Begin Data shown

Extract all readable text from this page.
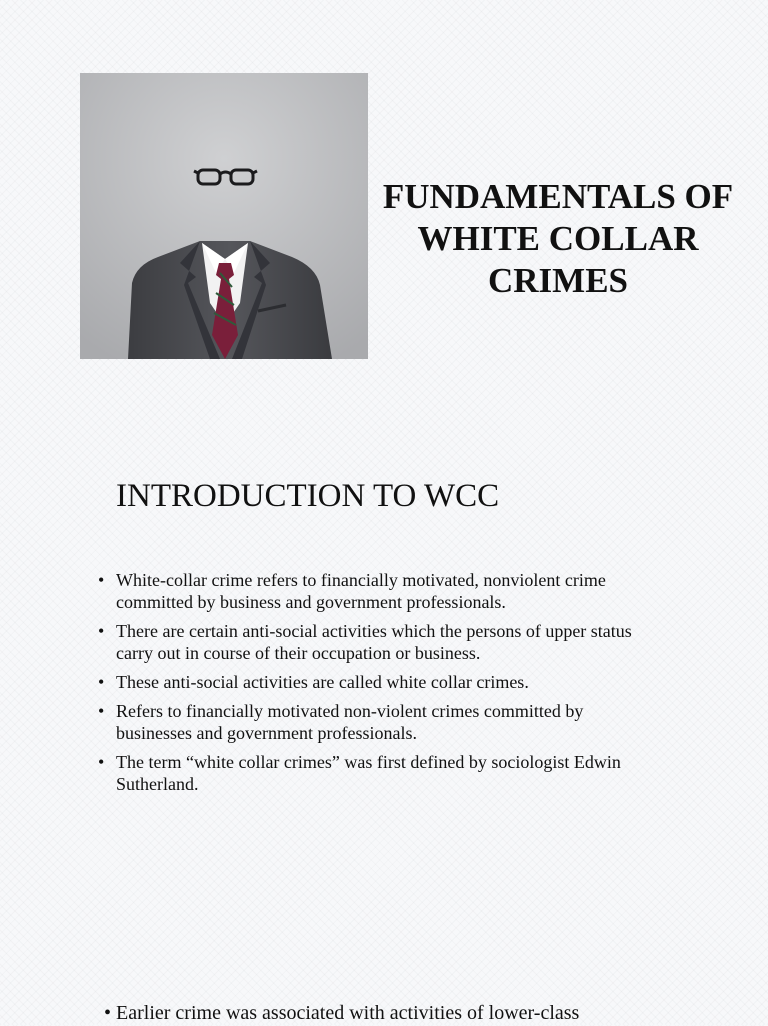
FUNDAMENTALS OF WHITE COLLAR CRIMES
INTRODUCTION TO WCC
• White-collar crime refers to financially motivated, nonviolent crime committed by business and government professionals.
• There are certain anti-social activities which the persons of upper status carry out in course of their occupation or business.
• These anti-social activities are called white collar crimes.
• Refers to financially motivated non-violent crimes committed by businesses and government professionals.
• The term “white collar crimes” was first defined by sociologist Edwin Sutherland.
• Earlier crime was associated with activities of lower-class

End Data shown
Begin Data shown

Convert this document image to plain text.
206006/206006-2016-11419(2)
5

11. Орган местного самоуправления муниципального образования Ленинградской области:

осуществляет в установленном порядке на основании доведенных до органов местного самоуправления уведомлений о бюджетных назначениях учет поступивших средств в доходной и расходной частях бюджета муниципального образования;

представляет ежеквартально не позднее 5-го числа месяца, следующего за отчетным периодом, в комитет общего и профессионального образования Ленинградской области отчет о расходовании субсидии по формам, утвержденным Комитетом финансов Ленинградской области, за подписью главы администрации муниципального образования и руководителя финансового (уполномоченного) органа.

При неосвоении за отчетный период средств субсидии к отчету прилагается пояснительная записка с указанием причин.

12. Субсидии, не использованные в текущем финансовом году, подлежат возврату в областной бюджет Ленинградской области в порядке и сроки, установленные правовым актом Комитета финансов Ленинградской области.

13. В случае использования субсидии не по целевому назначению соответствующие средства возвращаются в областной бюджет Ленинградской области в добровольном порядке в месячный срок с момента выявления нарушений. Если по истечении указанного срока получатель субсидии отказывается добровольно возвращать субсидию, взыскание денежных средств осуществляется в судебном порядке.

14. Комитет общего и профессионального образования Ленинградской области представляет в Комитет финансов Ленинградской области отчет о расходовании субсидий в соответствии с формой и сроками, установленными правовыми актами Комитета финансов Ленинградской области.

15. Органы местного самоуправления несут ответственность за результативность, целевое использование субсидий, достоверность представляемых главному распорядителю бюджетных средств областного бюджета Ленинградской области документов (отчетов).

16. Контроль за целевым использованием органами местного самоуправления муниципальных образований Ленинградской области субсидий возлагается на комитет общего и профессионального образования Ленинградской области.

End Data shown

### Objective:
Filter the data, keeping only the lines that contain "motivated".

### Output for this task:
• White-collar crime refers to financially motivated, nonviolent crime committed by business and government professionals.
• Refers to financially motivated non-violent crimes committed by businesses and government professionals.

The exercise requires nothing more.